#### Prompt:
Comb the records below for the string "type" and copy each line where it turns up.

## BEGIN Data section

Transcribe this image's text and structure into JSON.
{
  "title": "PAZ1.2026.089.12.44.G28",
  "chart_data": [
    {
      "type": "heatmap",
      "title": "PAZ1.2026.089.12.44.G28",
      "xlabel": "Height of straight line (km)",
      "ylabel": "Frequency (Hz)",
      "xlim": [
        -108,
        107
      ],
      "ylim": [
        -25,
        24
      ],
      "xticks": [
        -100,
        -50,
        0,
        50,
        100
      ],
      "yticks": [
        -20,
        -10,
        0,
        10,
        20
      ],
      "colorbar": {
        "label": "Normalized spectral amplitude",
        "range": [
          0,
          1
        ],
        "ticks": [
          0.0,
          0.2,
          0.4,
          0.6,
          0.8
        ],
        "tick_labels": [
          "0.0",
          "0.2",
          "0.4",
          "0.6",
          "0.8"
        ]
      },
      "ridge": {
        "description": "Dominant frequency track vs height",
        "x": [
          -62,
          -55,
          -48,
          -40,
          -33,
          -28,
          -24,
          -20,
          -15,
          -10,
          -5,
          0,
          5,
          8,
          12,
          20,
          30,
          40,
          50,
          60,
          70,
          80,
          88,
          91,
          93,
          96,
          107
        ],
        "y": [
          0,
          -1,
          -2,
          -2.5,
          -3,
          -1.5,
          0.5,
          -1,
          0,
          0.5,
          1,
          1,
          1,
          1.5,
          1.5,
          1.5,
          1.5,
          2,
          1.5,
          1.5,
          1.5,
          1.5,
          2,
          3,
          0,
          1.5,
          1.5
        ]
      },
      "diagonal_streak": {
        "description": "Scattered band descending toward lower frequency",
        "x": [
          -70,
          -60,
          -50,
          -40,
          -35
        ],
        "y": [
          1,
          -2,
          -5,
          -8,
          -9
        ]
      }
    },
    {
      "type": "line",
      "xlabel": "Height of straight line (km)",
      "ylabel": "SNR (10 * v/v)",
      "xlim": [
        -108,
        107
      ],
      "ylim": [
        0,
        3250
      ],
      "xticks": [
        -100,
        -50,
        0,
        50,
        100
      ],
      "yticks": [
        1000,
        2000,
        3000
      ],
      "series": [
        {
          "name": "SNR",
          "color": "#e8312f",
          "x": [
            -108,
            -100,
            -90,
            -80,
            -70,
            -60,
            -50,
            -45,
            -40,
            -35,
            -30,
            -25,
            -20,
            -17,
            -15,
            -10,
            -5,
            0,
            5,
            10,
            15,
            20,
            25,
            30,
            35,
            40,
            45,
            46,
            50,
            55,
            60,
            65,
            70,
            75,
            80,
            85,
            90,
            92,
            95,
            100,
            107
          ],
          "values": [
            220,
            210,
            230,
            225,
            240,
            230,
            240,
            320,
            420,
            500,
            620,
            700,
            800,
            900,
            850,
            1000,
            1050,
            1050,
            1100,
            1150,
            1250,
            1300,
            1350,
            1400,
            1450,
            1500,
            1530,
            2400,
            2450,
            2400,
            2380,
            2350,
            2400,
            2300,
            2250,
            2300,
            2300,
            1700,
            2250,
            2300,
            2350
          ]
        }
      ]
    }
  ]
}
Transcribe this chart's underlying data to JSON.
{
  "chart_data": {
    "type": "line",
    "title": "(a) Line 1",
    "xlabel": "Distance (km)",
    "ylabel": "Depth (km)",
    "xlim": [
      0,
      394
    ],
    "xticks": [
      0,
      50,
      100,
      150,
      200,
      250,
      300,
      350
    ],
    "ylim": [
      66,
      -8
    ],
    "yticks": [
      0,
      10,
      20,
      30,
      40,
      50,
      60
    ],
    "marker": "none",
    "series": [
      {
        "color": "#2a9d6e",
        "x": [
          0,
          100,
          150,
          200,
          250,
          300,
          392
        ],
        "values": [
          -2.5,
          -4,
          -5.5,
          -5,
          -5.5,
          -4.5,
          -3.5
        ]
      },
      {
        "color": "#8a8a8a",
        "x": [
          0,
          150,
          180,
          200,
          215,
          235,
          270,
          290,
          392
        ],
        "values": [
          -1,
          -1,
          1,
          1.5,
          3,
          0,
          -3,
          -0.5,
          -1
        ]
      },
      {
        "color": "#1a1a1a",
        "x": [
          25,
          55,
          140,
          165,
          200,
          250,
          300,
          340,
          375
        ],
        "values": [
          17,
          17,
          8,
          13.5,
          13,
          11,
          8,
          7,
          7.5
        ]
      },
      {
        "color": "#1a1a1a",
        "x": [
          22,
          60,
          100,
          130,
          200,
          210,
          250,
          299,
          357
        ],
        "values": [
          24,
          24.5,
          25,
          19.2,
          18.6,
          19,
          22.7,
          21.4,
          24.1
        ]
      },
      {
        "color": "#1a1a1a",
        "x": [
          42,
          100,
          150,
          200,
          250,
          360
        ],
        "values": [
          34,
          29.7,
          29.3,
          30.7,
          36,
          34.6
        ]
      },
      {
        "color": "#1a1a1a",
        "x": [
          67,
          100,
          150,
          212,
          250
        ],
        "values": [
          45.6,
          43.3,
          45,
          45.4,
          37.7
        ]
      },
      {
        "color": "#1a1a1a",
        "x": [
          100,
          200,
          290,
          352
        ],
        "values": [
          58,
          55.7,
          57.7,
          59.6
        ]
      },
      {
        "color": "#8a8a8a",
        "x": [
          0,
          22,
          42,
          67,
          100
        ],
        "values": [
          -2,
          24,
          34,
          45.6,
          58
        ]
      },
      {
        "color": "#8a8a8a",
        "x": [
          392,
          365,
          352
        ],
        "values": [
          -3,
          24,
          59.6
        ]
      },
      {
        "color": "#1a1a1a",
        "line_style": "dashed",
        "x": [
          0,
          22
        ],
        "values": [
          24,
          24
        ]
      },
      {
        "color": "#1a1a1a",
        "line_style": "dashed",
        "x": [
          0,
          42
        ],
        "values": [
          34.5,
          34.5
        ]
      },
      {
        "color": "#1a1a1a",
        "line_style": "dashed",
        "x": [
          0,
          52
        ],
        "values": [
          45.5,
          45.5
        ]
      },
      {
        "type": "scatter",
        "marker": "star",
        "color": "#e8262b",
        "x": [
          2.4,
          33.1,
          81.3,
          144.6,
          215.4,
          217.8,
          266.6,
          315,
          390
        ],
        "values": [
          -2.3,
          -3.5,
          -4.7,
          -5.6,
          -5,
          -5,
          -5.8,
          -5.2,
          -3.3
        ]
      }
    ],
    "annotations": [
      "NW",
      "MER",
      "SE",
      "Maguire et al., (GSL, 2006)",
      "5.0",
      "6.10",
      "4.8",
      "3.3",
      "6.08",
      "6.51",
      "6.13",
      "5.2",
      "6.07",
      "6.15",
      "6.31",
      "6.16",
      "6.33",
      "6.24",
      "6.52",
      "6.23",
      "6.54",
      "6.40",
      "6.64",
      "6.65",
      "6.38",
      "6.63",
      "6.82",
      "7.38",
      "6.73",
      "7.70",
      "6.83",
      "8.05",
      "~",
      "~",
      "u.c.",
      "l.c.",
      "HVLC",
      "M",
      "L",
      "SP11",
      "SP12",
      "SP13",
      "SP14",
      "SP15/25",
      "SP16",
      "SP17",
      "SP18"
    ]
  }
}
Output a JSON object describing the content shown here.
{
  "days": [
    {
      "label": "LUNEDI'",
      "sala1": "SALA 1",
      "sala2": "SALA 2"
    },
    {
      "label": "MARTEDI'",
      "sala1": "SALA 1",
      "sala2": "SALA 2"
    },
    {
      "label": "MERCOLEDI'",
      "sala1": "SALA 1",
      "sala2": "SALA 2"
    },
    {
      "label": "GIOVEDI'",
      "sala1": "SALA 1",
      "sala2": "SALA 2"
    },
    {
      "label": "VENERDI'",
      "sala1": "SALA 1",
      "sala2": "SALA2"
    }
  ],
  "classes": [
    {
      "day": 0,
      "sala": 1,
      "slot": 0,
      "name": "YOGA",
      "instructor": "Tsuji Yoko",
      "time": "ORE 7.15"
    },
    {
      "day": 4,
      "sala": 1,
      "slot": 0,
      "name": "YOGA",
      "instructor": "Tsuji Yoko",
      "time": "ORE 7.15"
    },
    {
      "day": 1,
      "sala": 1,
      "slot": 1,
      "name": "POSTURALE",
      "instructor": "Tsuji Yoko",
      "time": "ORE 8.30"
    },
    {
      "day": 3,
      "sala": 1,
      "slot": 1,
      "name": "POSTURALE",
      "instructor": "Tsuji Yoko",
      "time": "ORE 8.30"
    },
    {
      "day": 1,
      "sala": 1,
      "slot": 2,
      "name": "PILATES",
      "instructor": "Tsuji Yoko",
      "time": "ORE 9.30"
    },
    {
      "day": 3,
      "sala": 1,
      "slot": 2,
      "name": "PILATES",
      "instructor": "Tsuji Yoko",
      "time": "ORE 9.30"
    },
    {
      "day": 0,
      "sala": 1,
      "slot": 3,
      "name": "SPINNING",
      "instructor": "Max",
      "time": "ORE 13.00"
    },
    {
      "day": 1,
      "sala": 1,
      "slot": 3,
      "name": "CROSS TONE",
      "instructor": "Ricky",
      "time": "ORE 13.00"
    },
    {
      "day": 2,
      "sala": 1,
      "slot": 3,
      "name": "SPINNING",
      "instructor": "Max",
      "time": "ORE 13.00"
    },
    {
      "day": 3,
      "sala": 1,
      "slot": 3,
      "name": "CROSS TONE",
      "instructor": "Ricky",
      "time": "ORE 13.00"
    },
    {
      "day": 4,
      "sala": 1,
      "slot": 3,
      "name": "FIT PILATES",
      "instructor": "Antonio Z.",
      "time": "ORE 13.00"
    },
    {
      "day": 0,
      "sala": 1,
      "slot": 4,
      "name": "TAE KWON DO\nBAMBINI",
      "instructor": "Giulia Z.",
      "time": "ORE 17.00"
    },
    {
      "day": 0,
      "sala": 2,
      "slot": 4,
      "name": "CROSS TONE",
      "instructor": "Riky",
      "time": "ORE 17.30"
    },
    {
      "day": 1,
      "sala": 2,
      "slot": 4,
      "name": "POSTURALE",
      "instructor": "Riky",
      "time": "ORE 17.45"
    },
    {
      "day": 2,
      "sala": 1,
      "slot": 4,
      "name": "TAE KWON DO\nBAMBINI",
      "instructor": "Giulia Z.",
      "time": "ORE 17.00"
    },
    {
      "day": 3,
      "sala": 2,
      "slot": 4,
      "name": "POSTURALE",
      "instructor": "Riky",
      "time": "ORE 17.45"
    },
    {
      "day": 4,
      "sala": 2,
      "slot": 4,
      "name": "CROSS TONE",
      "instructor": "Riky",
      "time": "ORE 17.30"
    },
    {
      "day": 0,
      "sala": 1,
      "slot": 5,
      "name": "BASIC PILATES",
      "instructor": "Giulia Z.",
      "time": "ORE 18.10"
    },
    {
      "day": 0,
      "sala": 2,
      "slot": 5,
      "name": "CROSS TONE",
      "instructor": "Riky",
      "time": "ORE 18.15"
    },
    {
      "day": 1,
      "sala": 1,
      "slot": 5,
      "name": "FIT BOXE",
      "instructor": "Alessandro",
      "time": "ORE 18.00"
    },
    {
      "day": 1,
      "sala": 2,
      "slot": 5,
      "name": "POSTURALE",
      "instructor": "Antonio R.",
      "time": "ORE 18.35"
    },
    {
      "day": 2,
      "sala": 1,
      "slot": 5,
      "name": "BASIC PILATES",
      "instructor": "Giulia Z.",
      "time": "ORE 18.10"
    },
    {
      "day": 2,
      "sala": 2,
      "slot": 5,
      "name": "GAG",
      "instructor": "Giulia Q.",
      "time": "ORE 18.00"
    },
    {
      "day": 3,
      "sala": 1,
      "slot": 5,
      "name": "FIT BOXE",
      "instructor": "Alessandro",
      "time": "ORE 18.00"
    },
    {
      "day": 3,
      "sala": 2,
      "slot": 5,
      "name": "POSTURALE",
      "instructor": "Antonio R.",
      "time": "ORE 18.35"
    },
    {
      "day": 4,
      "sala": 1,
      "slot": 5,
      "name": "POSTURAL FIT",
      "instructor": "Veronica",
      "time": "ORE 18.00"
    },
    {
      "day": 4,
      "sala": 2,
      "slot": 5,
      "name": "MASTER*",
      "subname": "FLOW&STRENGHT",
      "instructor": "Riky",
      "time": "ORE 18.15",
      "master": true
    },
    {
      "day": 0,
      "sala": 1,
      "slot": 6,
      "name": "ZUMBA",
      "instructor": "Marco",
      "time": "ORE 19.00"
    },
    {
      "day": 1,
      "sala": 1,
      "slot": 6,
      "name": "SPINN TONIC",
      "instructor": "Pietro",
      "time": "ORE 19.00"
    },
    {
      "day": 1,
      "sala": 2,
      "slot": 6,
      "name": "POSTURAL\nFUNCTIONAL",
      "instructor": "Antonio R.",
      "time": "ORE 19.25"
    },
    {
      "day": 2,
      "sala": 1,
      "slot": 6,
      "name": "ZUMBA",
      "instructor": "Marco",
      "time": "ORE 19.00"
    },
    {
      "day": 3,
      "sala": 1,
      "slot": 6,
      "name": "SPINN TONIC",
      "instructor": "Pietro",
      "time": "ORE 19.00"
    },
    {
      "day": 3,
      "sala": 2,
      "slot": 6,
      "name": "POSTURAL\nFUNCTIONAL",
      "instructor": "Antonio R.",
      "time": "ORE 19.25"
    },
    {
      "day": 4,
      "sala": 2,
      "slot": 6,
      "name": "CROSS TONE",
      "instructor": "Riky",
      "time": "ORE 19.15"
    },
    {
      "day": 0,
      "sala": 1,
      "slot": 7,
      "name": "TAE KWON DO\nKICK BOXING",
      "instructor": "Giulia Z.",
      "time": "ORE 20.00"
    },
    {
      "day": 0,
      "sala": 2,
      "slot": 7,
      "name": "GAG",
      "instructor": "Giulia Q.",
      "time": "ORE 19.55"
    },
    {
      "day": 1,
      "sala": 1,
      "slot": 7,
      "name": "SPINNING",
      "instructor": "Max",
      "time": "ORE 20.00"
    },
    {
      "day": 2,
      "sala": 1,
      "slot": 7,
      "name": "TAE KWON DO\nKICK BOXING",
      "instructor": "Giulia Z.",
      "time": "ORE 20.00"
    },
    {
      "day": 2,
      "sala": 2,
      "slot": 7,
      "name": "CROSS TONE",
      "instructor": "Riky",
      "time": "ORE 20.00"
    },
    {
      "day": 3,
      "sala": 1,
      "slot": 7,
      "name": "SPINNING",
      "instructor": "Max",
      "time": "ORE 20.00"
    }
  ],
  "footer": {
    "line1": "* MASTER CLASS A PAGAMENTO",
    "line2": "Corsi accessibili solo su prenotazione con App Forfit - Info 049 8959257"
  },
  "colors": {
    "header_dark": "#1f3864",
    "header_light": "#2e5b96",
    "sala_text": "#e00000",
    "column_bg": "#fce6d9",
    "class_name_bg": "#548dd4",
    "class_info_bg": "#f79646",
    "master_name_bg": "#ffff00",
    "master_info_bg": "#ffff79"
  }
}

## END Data section

#### Output for this task:
      "type": "heatmap",
      "type": "line",
    "type": "line",
        "type": "scatter",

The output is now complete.